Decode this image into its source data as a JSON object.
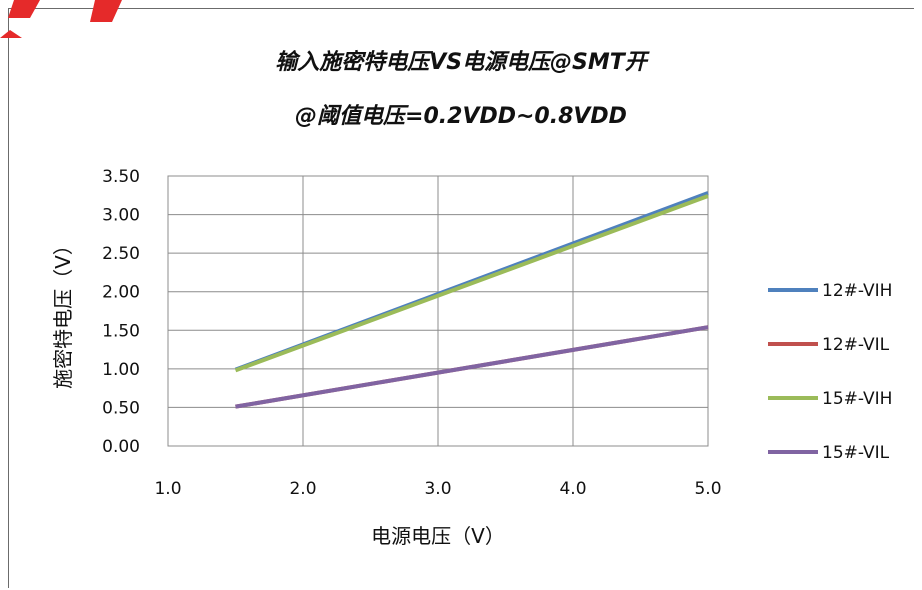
{
  "chart_data": {
    "type": "line",
    "title": "输入施密特电压VS电源电压@SMT开",
    "subtitle": "@阈值电压=0.2VDD~0.8VDD",
    "xlabel": "电源电压（V）",
    "ylabel": "施密特电压（V）",
    "xlim": [
      1.0,
      5.0
    ],
    "ylim": [
      0.0,
      3.5
    ],
    "x_ticks": [
      "1.0",
      "2.0",
      "3.0",
      "4.0",
      "5.0"
    ],
    "y_ticks": [
      "0.00",
      "0.50",
      "1.00",
      "1.50",
      "2.00",
      "2.50",
      "3.00",
      "3.50"
    ],
    "grid": true,
    "legend_position": "right",
    "series": [
      {
        "name": "12#-VIH",
        "color": "#4f81bd",
        "x": [
          1.5,
          5.0
        ],
        "y": [
          0.99,
          3.28
        ]
      },
      {
        "name": "12#-VIL",
        "color": "#c0504d",
        "x": [
          1.5,
          5.0
        ],
        "y": [
          0.51,
          1.54
        ]
      },
      {
        "name": "15#-VIH",
        "color": "#9bbb59",
        "x": [
          1.5,
          5.0
        ],
        "y": [
          0.98,
          3.24
        ]
      },
      {
        "name": "15#-VIL",
        "color": "#8064a2",
        "x": [
          1.5,
          5.0
        ],
        "y": [
          0.51,
          1.54
        ]
      }
    ]
  }
}
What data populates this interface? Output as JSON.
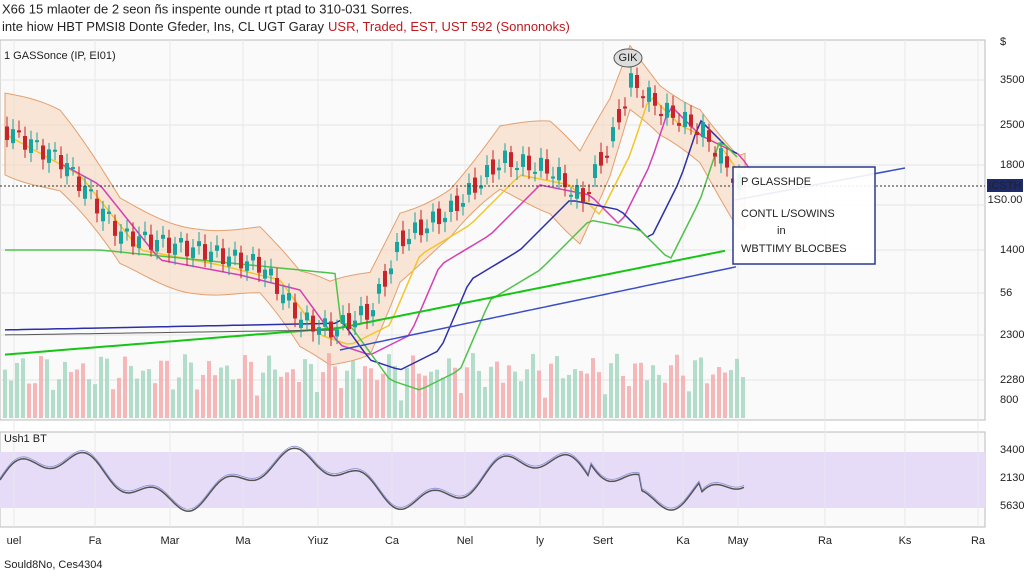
{
  "header": {
    "line1": "X66 15 mlaoter de 2 seon ñs inspente ounde rt ptad to 310-031 Sorres.",
    "line2": "inte hiow HBT PMSI8 Donte Gfeder, Ins, CL UGT Garay",
    "line2_red": "USR, Traded, EST, UST 592 (Sonnonoks)"
  },
  "main_panel": {
    "label": "1 GASSonce (IP, EI01)",
    "peak_marker": "GIK",
    "price_labels": [
      "3500",
      "2500",
      "1800",
      "1400",
      "56",
      "2300",
      "2280",
      "800"
    ],
    "highlight_labels": [
      "ICSTH",
      "1S0.00"
    ],
    "corner": "$"
  },
  "annotation": {
    "lines": [
      "P GLASSHDE",
      "CONTL L/SOWINS",
      "in",
      "WBTTIMY BLOCBES"
    ]
  },
  "lower_panel": {
    "label": "Ush1 BT",
    "labels": [
      "3400",
      "2130",
      "5630"
    ]
  },
  "x_labels": [
    "uel",
    "Fa",
    "Mar",
    "Ma",
    "Yiuz",
    "Ca",
    "Nel",
    "ly",
    "Sert",
    "Ka",
    "May",
    "Ra",
    "Ks",
    "Ra"
  ],
  "footer": "Sould8No, Ces4304"
}
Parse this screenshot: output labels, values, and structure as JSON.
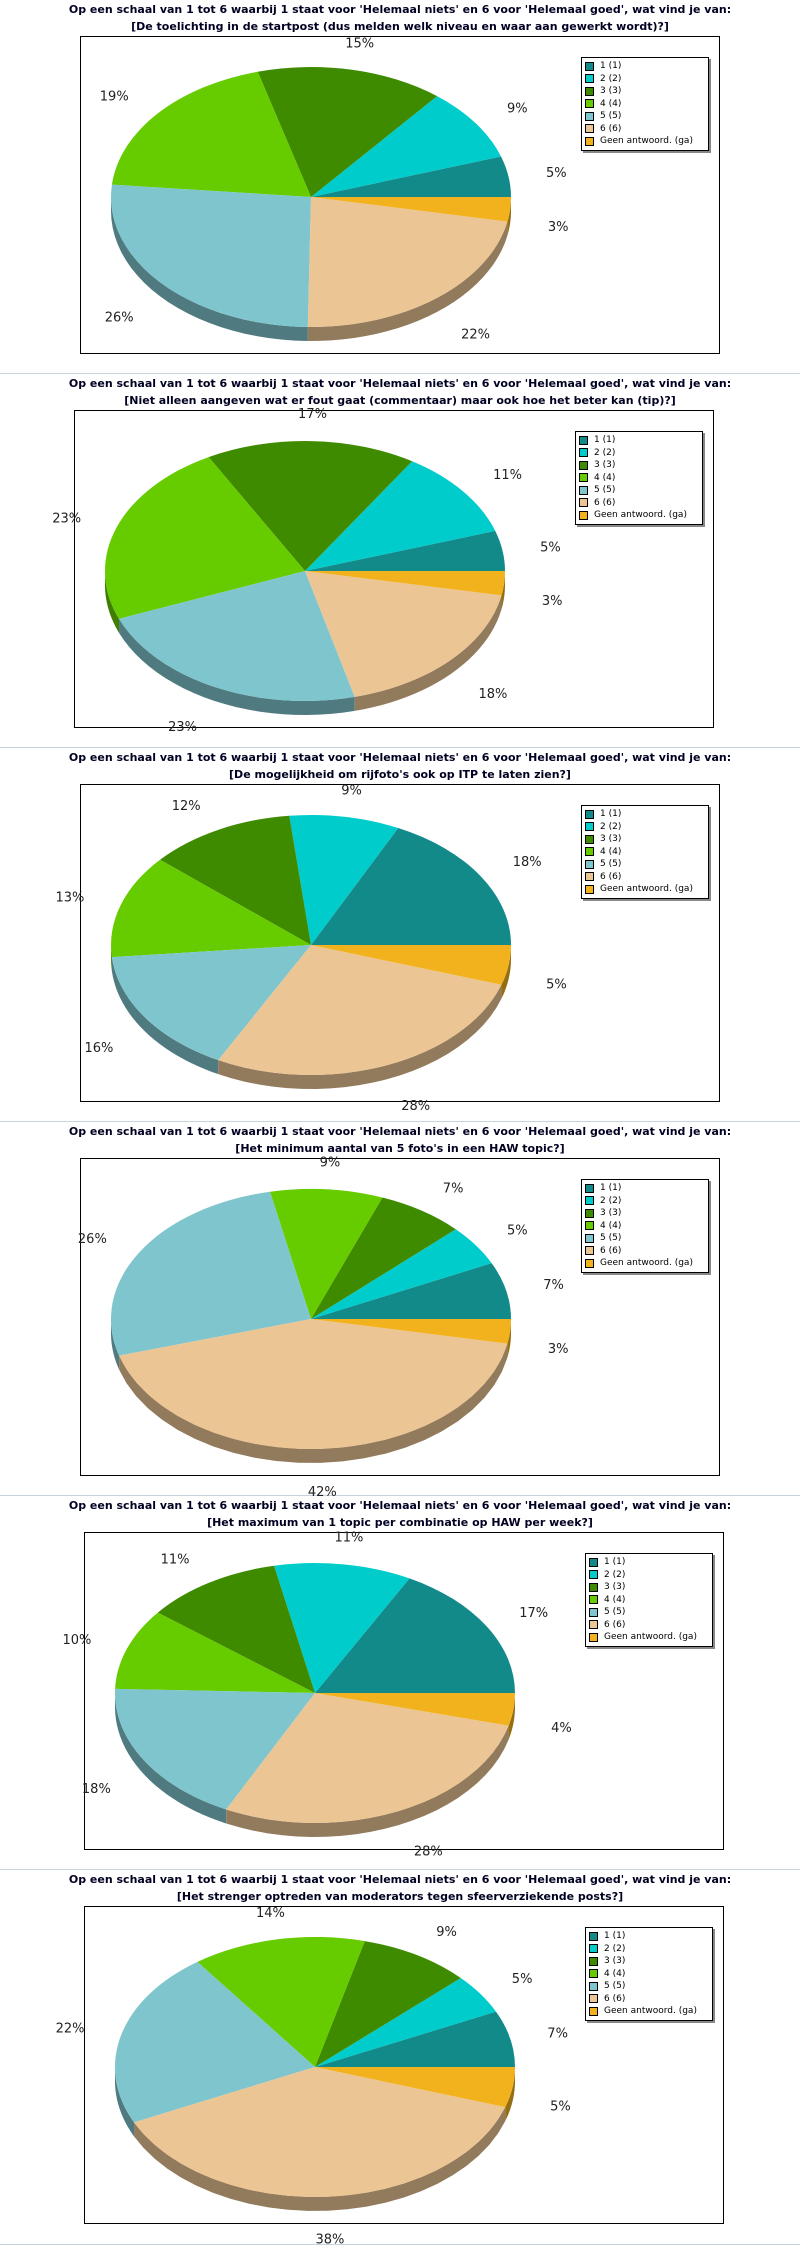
{
  "legend_labels": [
    "1 (1)",
    "2 (2)",
    "3 (3)",
    "4 (4)",
    "5 (5)",
    "6 (6)",
    "Geen antwoord. (ga)"
  ],
  "colors": [
    "#138a8a",
    "#00cccc",
    "#3f8b00",
    "#66cc00",
    "#7fc5cd",
    "#ecc595",
    "#f2b21d"
  ],
  "sections": [
    {
      "question": "Op een schaal van 1 tot 6 waarbij 1 staat voor 'Helemaal niets' en 6 voor 'Helemaal goed', wat vind je van:",
      "topic": "[De toelichting in de startpost (dus melden welk niveau en waar aan gewerkt wordt)?]",
      "chart_data": {
        "type": "pie",
        "categories": [
          "1 (1)",
          "2 (2)",
          "3 (3)",
          "4 (4)",
          "5 (5)",
          "6 (6)",
          "Geen antwoord. (ga)"
        ],
        "values": [
          5,
          9,
          15,
          19,
          26,
          22,
          3
        ],
        "labels": [
          "5%",
          "9%",
          "15%",
          "19%",
          "26%",
          "22%",
          "3%"
        ]
      }
    },
    {
      "question": "Op een schaal van 1 tot 6 waarbij 1 staat voor 'Helemaal niets' en 6 voor 'Helemaal goed', wat vind je van:",
      "topic": "[Niet alleen aangeven wat er fout gaat (commentaar) maar ook hoe het beter kan (tip)?]",
      "chart_data": {
        "type": "pie",
        "categories": [
          "1 (1)",
          "2 (2)",
          "3 (3)",
          "4 (4)",
          "5 (5)",
          "6 (6)",
          "Geen antwoord. (ga)"
        ],
        "values": [
          5,
          11,
          17,
          23,
          23,
          18,
          3
        ],
        "labels": [
          "5%",
          "11%",
          "17%",
          "23%",
          "23%",
          "18%",
          "3%"
        ]
      }
    },
    {
      "question": "Op een schaal van 1 tot 6 waarbij 1 staat voor 'Helemaal niets' en 6 voor 'Helemaal goed', wat vind je van:",
      "topic": "[De mogelijkheid om rijfoto's ook op ITP te laten zien?]",
      "chart_data": {
        "type": "pie",
        "categories": [
          "1 (1)",
          "2 (2)",
          "3 (3)",
          "4 (4)",
          "5 (5)",
          "6 (6)",
          "Geen antwoord. (ga)"
        ],
        "values": [
          18,
          9,
          12,
          13,
          16,
          28,
          5
        ],
        "labels": [
          "18%",
          "9%",
          "12%",
          "13%",
          "16%",
          "28%",
          "5%"
        ]
      }
    },
    {
      "question": "Op een schaal van 1 tot 6 waarbij 1 staat voor 'Helemaal niets' en 6 voor 'Helemaal goed', wat vind je van:",
      "topic": "[Het minimum aantal van 5 foto's in een HAW topic?]",
      "chart_data": {
        "type": "pie",
        "categories": [
          "1 (1)",
          "2 (2)",
          "3 (3)",
          "4 (4)",
          "5 (5)",
          "6 (6)",
          "Geen antwoord. (ga)"
        ],
        "values": [
          7,
          5,
          7,
          9,
          26,
          42,
          3
        ],
        "labels": [
          "7%",
          "5%",
          "7%",
          "9%",
          "26%",
          "42%",
          "3%"
        ]
      }
    },
    {
      "question": "Op een schaal van 1 tot 6 waarbij 1 staat voor 'Helemaal niets' en 6 voor 'Helemaal goed', wat vind je van:",
      "topic": "[Het maximum van 1 topic per combinatie op HAW per week?]",
      "chart_data": {
        "type": "pie",
        "categories": [
          "1 (1)",
          "2 (2)",
          "3 (3)",
          "4 (4)",
          "5 (5)",
          "6 (6)",
          "Geen antwoord. (ga)"
        ],
        "values": [
          17,
          11,
          11,
          10,
          18,
          28,
          4
        ],
        "labels": [
          "17%",
          "11%",
          "11%",
          "10%",
          "18%",
          "28%",
          "4%"
        ]
      }
    },
    {
      "question": "Op een schaal van 1 tot 6 waarbij 1 staat voor 'Helemaal niets' en 6 voor 'Helemaal goed', wat vind je van:",
      "topic": "[Het strenger optreden van moderators tegen sfeerverziekende posts?]",
      "chart_data": {
        "type": "pie",
        "categories": [
          "1 (1)",
          "2 (2)",
          "3 (3)",
          "4 (4)",
          "5 (5)",
          "6 (6)",
          "Geen antwoord. (ga)"
        ],
        "values": [
          7,
          5,
          9,
          14,
          22,
          38,
          5
        ],
        "labels": [
          "7%",
          "5%",
          "9%",
          "14%",
          "22%",
          "38%",
          "5%"
        ]
      }
    }
  ]
}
· · · · · · ·
• _WHAT THE TASK REQUIRES_
Reproduce the entries above exactly. Do not include the images.

• _TASK OUTPUT_
Decode this image into its source data as a JSON object.
{
  "chart_data": {
    "type": "line",
    "title": "输入施密特电压VS电源电压@SMT开",
    "subtitle": "@阈值电压=0.2VDD~0.8VDD",
    "xlabel": "电源电压（V）",
    "ylabel": "施密特电压（V）",
    "xlim": [
      1.0,
      5.0
    ],
    "ylim": [
      0.0,
      3.5
    ],
    "x_ticks": [
      "1.0",
      "2.0",
      "3.0",
      "4.0",
      "5.0"
    ],
    "y_ticks": [
      "0.00",
      "0.50",
      "1.00",
      "1.50",
      "2.00",
      "2.50",
      "3.00",
      "3.50"
    ],
    "grid": true,
    "legend_position": "right",
    "series": [
      {
        "name": "12#-VIH",
        "color": "#4f81bd",
        "x": [
          1.5,
          5.0
        ],
        "y": [
          0.99,
          3.28
        ]
      },
      {
        "name": "12#-VIL",
        "color": "#c0504d",
        "x": [
          1.5,
          5.0
        ],
        "y": [
          0.51,
          1.54
        ]
      },
      {
        "name": "15#-VIH",
        "color": "#9bbb59",
        "x": [
          1.5,
          5.0
        ],
        "y": [
          0.98,
          3.24
        ]
      },
      {
        "name": "15#-VIL",
        "color": "#8064a2",
        "x": [
          1.5,
          5.0
        ],
        "y": [
          0.51,
          1.54
        ]
      }
    ]
  }
}
What data populates this interface? Output as JSON.
{
  "header": {
    "line1": "X66 15 mlaoter de 2 seon ñs inspente ounde rt ptad to 310-031 Sorres.",
    "line2": "inte hiow HBT PMSI8 Donte Gfeder, Ins, CL UGT Garay",
    "line2_red": "USR, Traded, EST, UST 592 (Sonnonoks)"
  },
  "main_panel": {
    "label": "1 GASSonce (IP, EI01)",
    "peak_marker": "GIK",
    "price_labels": [
      "3500",
      "2500",
      "1800",
      "1400",
      "56",
      "2300",
      "2280",
      "800"
    ],
    "highlight_labels": [
      "ICSTH",
      "1S0.00"
    ],
    "corner": "$"
  },
  "annotation": {
    "lines": [
      "P GLASSHDE",
      "CONTL L/SOWINS",
      "in",
      "WBTTIMY BLOCBES"
    ]
  },
  "lower_panel": {
    "label": "Ush1 BT",
    "labels": [
      "3400",
      "2130",
      "5630"
    ]
  },
  "x_labels": [
    "uel",
    "Fa",
    "Mar",
    "Ma",
    "Yiuz",
    "Ca",
    "Nel",
    "ly",
    "Sert",
    "Ka",
    "May",
    "Ra",
    "Ks",
    "Ra"
  ],
  "footer": "Sould8No, Ces4304"
}
Parse this screenshot: output labels, values, and structure as JSON.
{
  "legend_labels": [
    "1 (1)",
    "2 (2)",
    "3 (3)",
    "4 (4)",
    "5 (5)",
    "6 (6)",
    "Geen antwoord. (ga)"
  ],
  "colors": [
    "#138a8a",
    "#00cccc",
    "#3f8b00",
    "#66cc00",
    "#7fc5cd",
    "#ecc595",
    "#f2b21d"
  ],
  "sections": [
    {
      "question": "Op een schaal van 1 tot 6 waarbij 1 staat voor 'Helemaal niets' en 6 voor 'Helemaal goed', wat vind je van:",
      "topic": "[De toelichting in de startpost (dus melden welk niveau en waar aan gewerkt wordt)?]",
      "chart_data": {
        "type": "pie",
        "categories": [
          "1 (1)",
          "2 (2)",
          "3 (3)",
          "4 (4)",
          "5 (5)",
          "6 (6)",
          "Geen antwoord. (ga)"
        ],
        "values": [
          5,
          9,
          15,
          19,
          26,
          22,
          3
        ],
        "labels": [
          "5%",
          "9%",
          "15%",
          "19%",
          "26%",
          "22%",
          "3%"
        ]
      }
    },
    {
      "question": "Op een schaal van 1 tot 6 waarbij 1 staat voor 'Helemaal niets' en 6 voor 'Helemaal goed', wat vind je van:",
      "topic": "[Niet alleen aangeven wat er fout gaat (commentaar) maar ook hoe het beter kan (tip)?]",
      "chart_data": {
        "type": "pie",
        "categories": [
          "1 (1)",
          "2 (2)",
          "3 (3)",
          "4 (4)",
          "5 (5)",
          "6 (6)",
          "Geen antwoord. (ga)"
        ],
        "values": [
          5,
          11,
          17,
          23,
          23,
          18,
          3
        ],
        "labels": [
          "5%",
          "11%",
          "17%",
          "23%",
          "23%",
          "18%",
          "3%"
        ]
      }
    },
    {
      "question": "Op een schaal van 1 tot 6 waarbij 1 staat voor 'Helemaal niets' en 6 voor 'Helemaal goed', wat vind je van:",
      "topic": "[De mogelijkheid om rijfoto's ook op ITP te laten zien?]",
      "chart_data": {
        "type": "pie",
        "categories": [
          "1 (1)",
          "2 (2)",
          "3 (3)",
          "4 (4)",
          "5 (5)",
          "6 (6)",
          "Geen antwoord. (ga)"
        ],
        "values": [
          18,
          9,
          12,
          13,
          16,
          28,
          5
        ],
        "labels": [
          "18%",
          "9%",
          "12%",
          "13%",
          "16%",
          "28%",
          "5%"
        ]
      }
    },
    {
      "question": "Op een schaal van 1 tot 6 waarbij 1 staat voor 'Helemaal niets' en 6 voor 'Helemaal goed', wat vind je van:",
      "topic": "[Het minimum aantal van 5 foto's in een HAW topic?]",
      "chart_data": {
        "type": "pie",
        "categories": [
          "1 (1)",
          "2 (2)",
          "3 (3)",
          "4 (4)",
          "5 (5)",
          "6 (6)",
          "Geen antwoord. (ga)"
        ],
        "values": [
          7,
          5,
          7,
          9,
          26,
          42,
          3
        ],
        "labels": [
          "7%",
          "5%",
          "7%",
          "9%",
          "26%",
          "42%",
          "3%"
        ]
      }
    },
    {
      "question": "Op een schaal van 1 tot 6 waarbij 1 staat voor 'Helemaal niets' en 6 voor 'Helemaal goed', wat vind je van:",
      "topic": "[Het maximum van 1 topic per combinatie op HAW per week?]",
      "chart_data": {
        "type": "pie",
        "categories": [
          "1 (1)",
          "2 (2)",
          "3 (3)",
          "4 (4)",
          "5 (5)",
          "6 (6)",
          "Geen antwoord. (ga)"
        ],
        "values": [
          17,
          11,
          11,
          10,
          18,
          28,
          4
        ],
        "labels": [
          "17%",
          "11%",
          "11%",
          "10%",
          "18%",
          "28%",
          "4%"
        ]
      }
    },
    {
      "question": "Op een schaal van 1 tot 6 waarbij 1 staat voor 'Helemaal niets' en 6 voor 'Helemaal goed', wat vind je van:",
      "topic": "[Het strenger optreden van moderators tegen sfeerverziekende posts?]",
      "chart_data": {
        "type": "pie",
        "categories": [
          "1 (1)",
          "2 (2)",
          "3 (3)",
          "4 (4)",
          "5 (5)",
          "6 (6)",
          "Geen antwoord. (ga)"
        ],
        "values": [
          7,
          5,
          9,
          14,
          22,
          38,
          5
        ],
        "labels": [
          "7%",
          "5%",
          "9%",
          "14%",
          "22%",
          "38%",
          "5%"
        ]
      }
    }
  ]
}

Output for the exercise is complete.